What to work on —
Restate each line of the listing exactly, without carrying over any pictures.

Data section —

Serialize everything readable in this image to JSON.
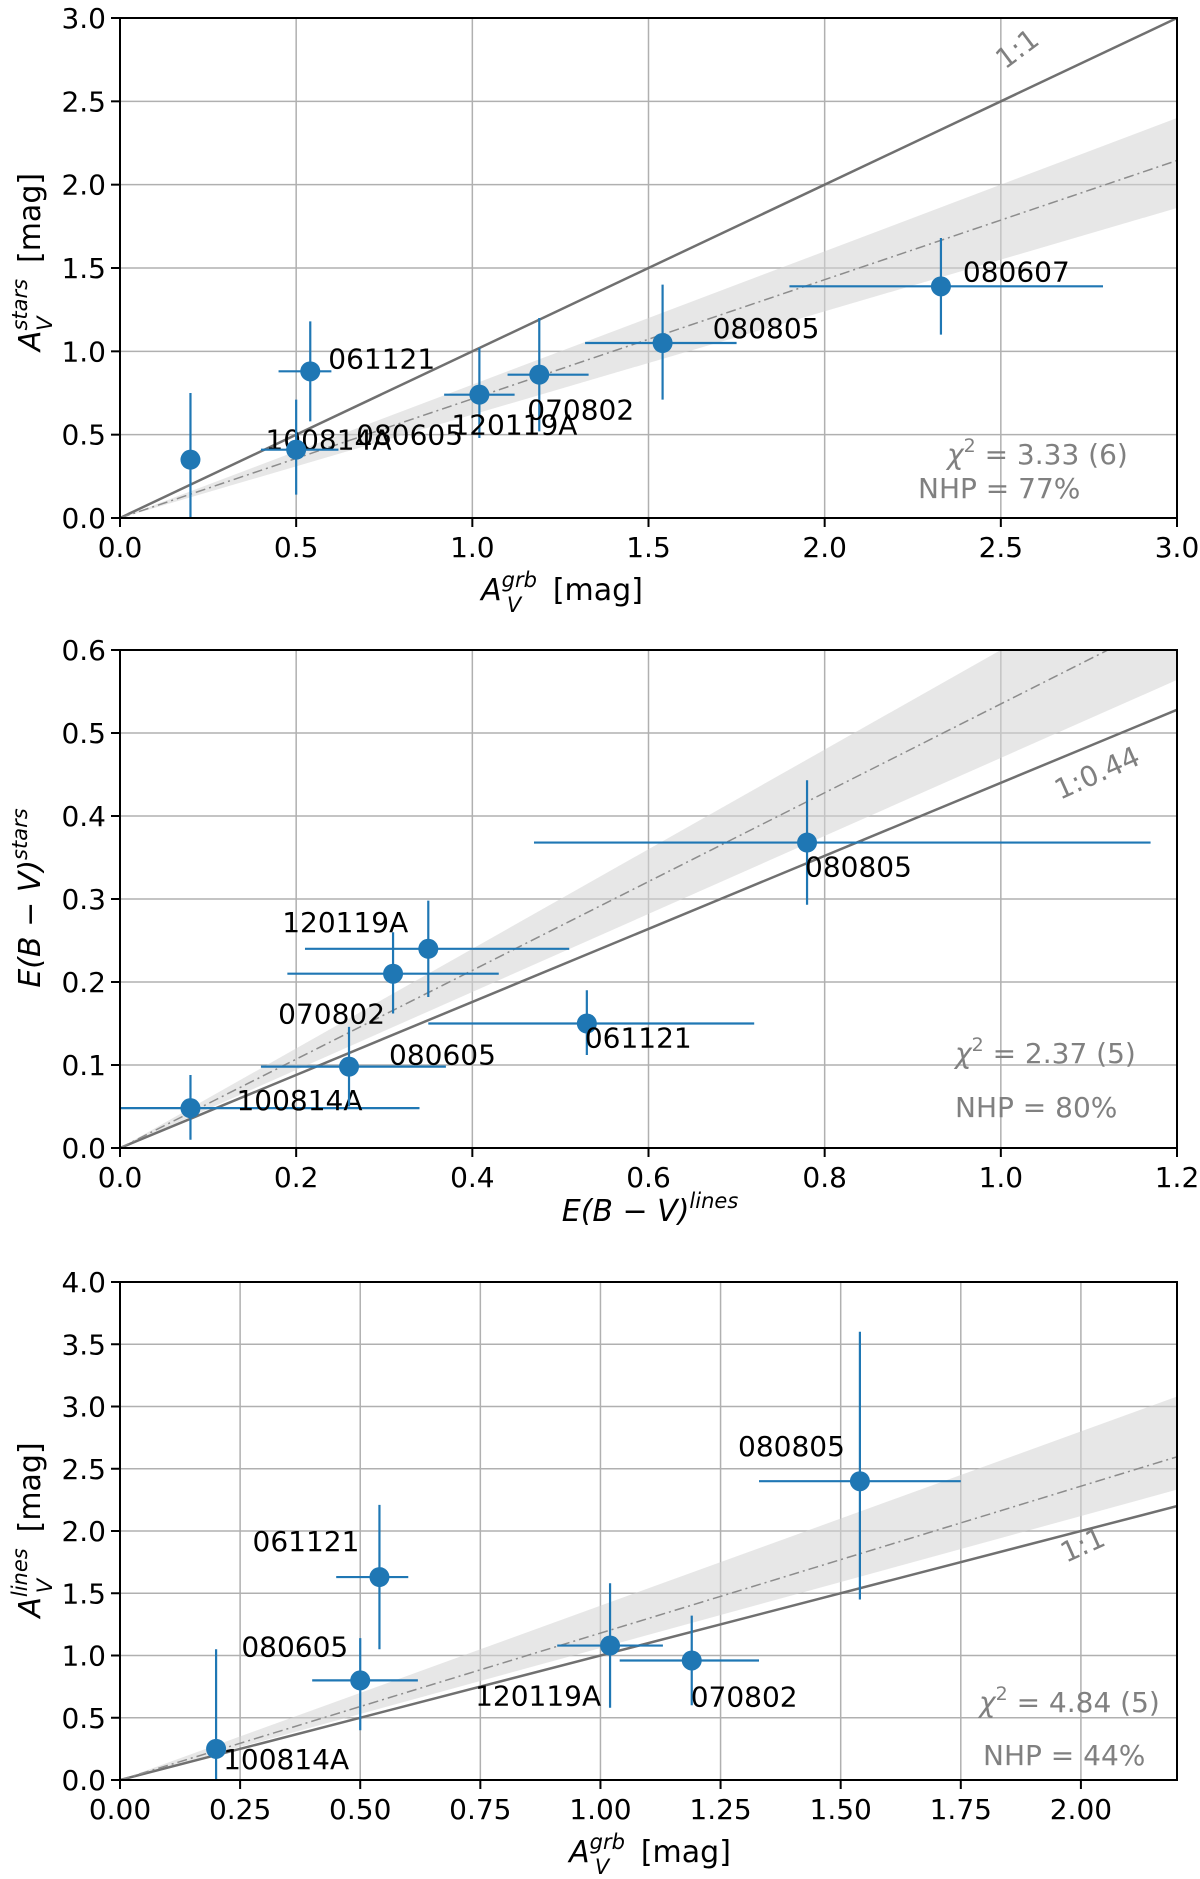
{
  "colors": {
    "marker": "#1f77b4",
    "refLine": "#707070",
    "fitLine": "#8c8c8c",
    "band": "#d3d3d3",
    "grid": "#b0b0b0"
  },
  "chart_data": [
    {
      "id": "p1",
      "type": "scatter",
      "xlim": [
        0,
        3.0
      ],
      "ylim": [
        0,
        3.0
      ],
      "xticks": [
        "0.0",
        "0.5",
        "1.0",
        "1.5",
        "2.0",
        "2.5",
        "3.0"
      ],
      "yticks": [
        "0.0",
        "0.5",
        "1.0",
        "1.5",
        "2.0",
        "2.5",
        "3.0"
      ],
      "xlabel_main": "A",
      "xlabel_sub": "V",
      "xlabel_sup": "grb",
      "xlabel_unit": " [mag]",
      "ylabel_main": "A",
      "ylabel_sub": "V",
      "ylabel_sup": "stars",
      "ylabel_unit": " [mag]",
      "ref_line": {
        "label": "1:1",
        "slope": 1.0
      },
      "fit": {
        "slope": 0.715,
        "band_lo": 0.62,
        "band_hi": 0.8
      },
      "stats": {
        "chi2_text": " = 3.33 (6)",
        "nhp_text": "NHP = 77%"
      },
      "points": [
        {
          "name": "100814A",
          "x": 0.2,
          "y": 0.35,
          "xerr": [
            0.0,
            0.0
          ],
          "yerr": [
            0.35,
            0.4
          ]
        },
        {
          "name": "080605",
          "x": 0.5,
          "y": 0.41,
          "xerr": [
            0.1,
            0.12
          ],
          "yerr": [
            0.27,
            0.3
          ]
        },
        {
          "name": "061121",
          "x": 0.54,
          "y": 0.88,
          "xerr": [
            0.09,
            0.06
          ],
          "yerr": [
            0.3,
            0.3
          ]
        },
        {
          "name": "120119A",
          "x": 1.02,
          "y": 0.74,
          "xerr": [
            0.1,
            0.1
          ],
          "yerr": [
            0.26,
            0.28
          ]
        },
        {
          "name": "070802",
          "x": 1.19,
          "y": 0.86,
          "xerr": [
            0.09,
            0.14
          ],
          "yerr": [
            0.34,
            0.34
          ]
        },
        {
          "name": "080805",
          "x": 1.54,
          "y": 1.05,
          "xerr": [
            0.22,
            0.21
          ],
          "yerr": [
            0.34,
            0.35
          ]
        },
        {
          "name": "080607",
          "x": 2.33,
          "y": 1.39,
          "xerr": [
            0.43,
            0.46
          ],
          "yerr": [
            0.29,
            0.29
          ]
        }
      ]
    },
    {
      "id": "p2",
      "type": "scatter",
      "xlim": [
        0,
        1.2
      ],
      "ylim": [
        0,
        0.6
      ],
      "xticks": [
        "0.0",
        "0.2",
        "0.4",
        "0.6",
        "0.8",
        "1.0",
        "1.2"
      ],
      "yticks": [
        "0.0",
        "0.1",
        "0.2",
        "0.3",
        "0.4",
        "0.5",
        "0.6"
      ],
      "xlabel_main": "E(B − V)",
      "xlabel_sup": "lines",
      "ylabel_main": "E(B − V)",
      "ylabel_sup": "stars",
      "ref_line": {
        "label": "1:0.44",
        "slope": 0.44
      },
      "fit": {
        "slope": 0.535,
        "band_lo": 0.47,
        "band_hi": 0.6
      },
      "stats": {
        "chi2_text": " = 2.37 (5)",
        "nhp_text": "NHP = 80%"
      },
      "points": [
        {
          "name": "100814A",
          "x": 0.08,
          "y": 0.048,
          "xerr": [
            0.08,
            0.26
          ],
          "yerr": [
            0.038,
            0.04
          ]
        },
        {
          "name": "080605",
          "x": 0.26,
          "y": 0.098,
          "xerr": [
            0.1,
            0.11
          ],
          "yerr": [
            0.048,
            0.048
          ]
        },
        {
          "name": "070802",
          "x": 0.31,
          "y": 0.21,
          "xerr": [
            0.12,
            0.12
          ],
          "yerr": [
            0.048,
            0.05
          ]
        },
        {
          "name": "120119A",
          "x": 0.35,
          "y": 0.24,
          "xerr": [
            0.14,
            0.16
          ],
          "yerr": [
            0.058,
            0.058
          ]
        },
        {
          "name": "061121",
          "x": 0.53,
          "y": 0.15,
          "xerr": [
            0.18,
            0.19
          ],
          "yerr": [
            0.038,
            0.04
          ]
        },
        {
          "name": "080805",
          "x": 0.78,
          "y": 0.368,
          "xerr": [
            0.31,
            0.39
          ],
          "yerr": [
            0.075,
            0.075
          ]
        }
      ]
    },
    {
      "id": "p3",
      "type": "scatter",
      "xlim": [
        0,
        2.2
      ],
      "ylim": [
        0,
        4.0
      ],
      "xticks": [
        "0.00",
        "0.25",
        "0.50",
        "0.75",
        "1.00",
        "1.25",
        "1.50",
        "1.75",
        "2.00"
      ],
      "yticks": [
        "0.0",
        "0.5",
        "1.0",
        "1.5",
        "2.0",
        "2.5",
        "3.0",
        "3.5",
        "4.0"
      ],
      "xlabel_main": "A",
      "xlabel_sub": "V",
      "xlabel_sup": "grb",
      "xlabel_unit": " [mag]",
      "ylabel_main": "A",
      "ylabel_sub": "V",
      "ylabel_sup": "lines",
      "ylabel_unit": " [mag]",
      "ref_line": {
        "label": "1:1",
        "slope": 1.0
      },
      "fit": {
        "slope": 1.18,
        "band_lo": 1.06,
        "band_hi": 1.4
      },
      "stats": {
        "chi2_text": " = 4.84 (5)",
        "nhp_text": "NHP = 44%"
      },
      "points": [
        {
          "name": "100814A",
          "x": 0.2,
          "y": 0.25,
          "xerr": [
            0.0,
            0.0
          ],
          "yerr": [
            0.25,
            0.8
          ]
        },
        {
          "name": "080605",
          "x": 0.5,
          "y": 0.8,
          "xerr": [
            0.1,
            0.12
          ],
          "yerr": [
            0.4,
            0.34
          ]
        },
        {
          "name": "061121",
          "x": 0.54,
          "y": 1.63,
          "xerr": [
            0.09,
            0.06
          ],
          "yerr": [
            0.58,
            0.58
          ]
        },
        {
          "name": "120119A",
          "x": 1.02,
          "y": 1.08,
          "xerr": [
            0.11,
            0.11
          ],
          "yerr": [
            0.5,
            0.5
          ]
        },
        {
          "name": "070802",
          "x": 1.19,
          "y": 0.96,
          "xerr": [
            0.15,
            0.14
          ],
          "yerr": [
            0.36,
            0.36
          ]
        },
        {
          "name": "080805",
          "x": 1.54,
          "y": 2.4,
          "xerr": [
            0.21,
            0.21
          ],
          "yerr": [
            0.95,
            1.2
          ]
        }
      ]
    }
  ]
}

The response —
Serialize everything readable in this image to JSON.
{
  "colors": {
    "marker": "#1f77b4",
    "refLine": "#707070",
    "fitLine": "#8c8c8c",
    "band": "#d3d3d3",
    "grid": "#b0b0b0"
  },
  "chart_data": [
    {
      "id": "p1",
      "type": "scatter",
      "xlim": [
        0,
        3.0
      ],
      "ylim": [
        0,
        3.0
      ],
      "xticks": [
        "0.0",
        "0.5",
        "1.0",
        "1.5",
        "2.0",
        "2.5",
        "3.0"
      ],
      "yticks": [
        "0.0",
        "0.5",
        "1.0",
        "1.5",
        "2.0",
        "2.5",
        "3.0"
      ],
      "xlabel_main": "A",
      "xlabel_sub": "V",
      "xlabel_sup": "grb",
      "xlabel_unit": " [mag]",
      "ylabel_main": "A",
      "ylabel_sub": "V",
      "ylabel_sup": "stars",
      "ylabel_unit": " [mag]",
      "ref_line": {
        "label": "1:1",
        "slope": 1.0
      },
      "fit": {
        "slope": 0.715,
        "band_lo": 0.62,
        "band_hi": 0.8
      },
      "stats": {
        "chi2_text": " = 3.33 (6)",
        "nhp_text": "NHP = 77%"
      },
      "points": [
        {
          "name": "100814A",
          "x": 0.2,
          "y": 0.35,
          "xerr": [
            0.0,
            0.0
          ],
          "yerr": [
            0.35,
            0.4
          ]
        },
        {
          "name": "080605",
          "x": 0.5,
          "y": 0.41,
          "xerr": [
            0.1,
            0.12
          ],
          "yerr": [
            0.27,
            0.3
          ]
        },
        {
          "name": "061121",
          "x": 0.54,
          "y": 0.88,
          "xerr": [
            0.09,
            0.06
          ],
          "yerr": [
            0.3,
            0.3
          ]
        },
        {
          "name": "120119A",
          "x": 1.02,
          "y": 0.74,
          "xerr": [
            0.1,
            0.1
          ],
          "yerr": [
            0.26,
            0.28
          ]
        },
        {
          "name": "070802",
          "x": 1.19,
          "y": 0.86,
          "xerr": [
            0.09,
            0.14
          ],
          "yerr": [
            0.34,
            0.34
          ]
        },
        {
          "name": "080805",
          "x": 1.54,
          "y": 1.05,
          "xerr": [
            0.22,
            0.21
          ],
          "yerr": [
            0.34,
            0.35
          ]
        },
        {
          "name": "080607",
          "x": 2.33,
          "y": 1.39,
          "xerr": [
            0.43,
            0.46
          ],
          "yerr": [
            0.29,
            0.29
          ]
        }
      ]
    },
    {
      "id": "p2",
      "type": "scatter",
      "xlim": [
        0,
        1.2
      ],
      "ylim": [
        0,
        0.6
      ],
      "xticks": [
        "0.0",
        "0.2",
        "0.4",
        "0.6",
        "0.8",
        "1.0",
        "1.2"
      ],
      "yticks": [
        "0.0",
        "0.1",
        "0.2",
        "0.3",
        "0.4",
        "0.5",
        "0.6"
      ],
      "xlabel_main": "E(B − V)",
      "xlabel_sup": "lines",
      "ylabel_main": "E(B − V)",
      "ylabel_sup": "stars",
      "ref_line": {
        "label": "1:0.44",
        "slope": 0.44
      },
      "fit": {
        "slope": 0.535,
        "band_lo": 0.47,
        "band_hi": 0.6
      },
      "stats": {
        "chi2_text": " = 2.37 (5)",
        "nhp_text": "NHP = 80%"
      },
      "points": [
        {
          "name": "100814A",
          "x": 0.08,
          "y": 0.048,
          "xerr": [
            0.08,
            0.26
          ],
          "yerr": [
            0.038,
            0.04
          ]
        },
        {
          "name": "080605",
          "x": 0.26,
          "y": 0.098,
          "xerr": [
            0.1,
            0.11
          ],
          "yerr": [
            0.048,
            0.048
          ]
        },
        {
          "name": "070802",
          "x": 0.31,
          "y": 0.21,
          "xerr": [
            0.12,
            0.12
          ],
          "yerr": [
            0.048,
            0.05
          ]
        },
        {
          "name": "120119A",
          "x": 0.35,
          "y": 0.24,
          "xerr": [
            0.14,
            0.16
          ],
          "yerr": [
            0.058,
            0.058
          ]
        },
        {
          "name": "061121",
          "x": 0.53,
          "y": 0.15,
          "xerr": [
            0.18,
            0.19
          ],
          "yerr": [
            0.038,
            0.04
          ]
        },
        {
          "name": "080805",
          "x": 0.78,
          "y": 0.368,
          "xerr": [
            0.31,
            0.39
          ],
          "yerr": [
            0.075,
            0.075
          ]
        }
      ]
    },
    {
      "id": "p3",
      "type": "scatter",
      "xlim": [
        0,
        2.2
      ],
      "ylim": [
        0,
        4.0
      ],
      "xticks": [
        "0.00",
        "0.25",
        "0.50",
        "0.75",
        "1.00",
        "1.25",
        "1.50",
        "1.75",
        "2.00"
      ],
      "yticks": [
        "0.0",
        "0.5",
        "1.0",
        "1.5",
        "2.0",
        "2.5",
        "3.0",
        "3.5",
        "4.0"
      ],
      "xlabel_main": "A",
      "xlabel_sub": "V",
      "xlabel_sup": "grb",
      "xlabel_unit": " [mag]",
      "ylabel_main": "A",
      "ylabel_sub": "V",
      "ylabel_sup": "lines",
      "ylabel_unit": " [mag]",
      "ref_line": {
        "label": "1:1",
        "slope": 1.0
      },
      "fit": {
        "slope": 1.18,
        "band_lo": 1.06,
        "band_hi": 1.4
      },
      "stats": {
        "chi2_text": " = 4.84 (5)",
        "nhp_text": "NHP = 44%"
      },
      "points": [
        {
          "name": "100814A",
          "x": 0.2,
          "y": 0.25,
          "xerr": [
            0.0,
            0.0
          ],
          "yerr": [
            0.25,
            0.8
          ]
        },
        {
          "name": "080605",
          "x": 0.5,
          "y": 0.8,
          "xerr": [
            0.1,
            0.12
          ],
          "yerr": [
            0.4,
            0.34
          ]
        },
        {
          "name": "061121",
          "x": 0.54,
          "y": 1.63,
          "xerr": [
            0.09,
            0.06
          ],
          "yerr": [
            0.58,
            0.58
          ]
        },
        {
          "name": "120119A",
          "x": 1.02,
          "y": 1.08,
          "xerr": [
            0.11,
            0.11
          ],
          "yerr": [
            0.5,
            0.5
          ]
        },
        {
          "name": "070802",
          "x": 1.19,
          "y": 0.96,
          "xerr": [
            0.15,
            0.14
          ],
          "yerr": [
            0.36,
            0.36
          ]
        },
        {
          "name": "080805",
          "x": 1.54,
          "y": 2.4,
          "xerr": [
            0.21,
            0.21
          ],
          "yerr": [
            0.95,
            1.2
          ]
        }
      ]
    }
  ]
}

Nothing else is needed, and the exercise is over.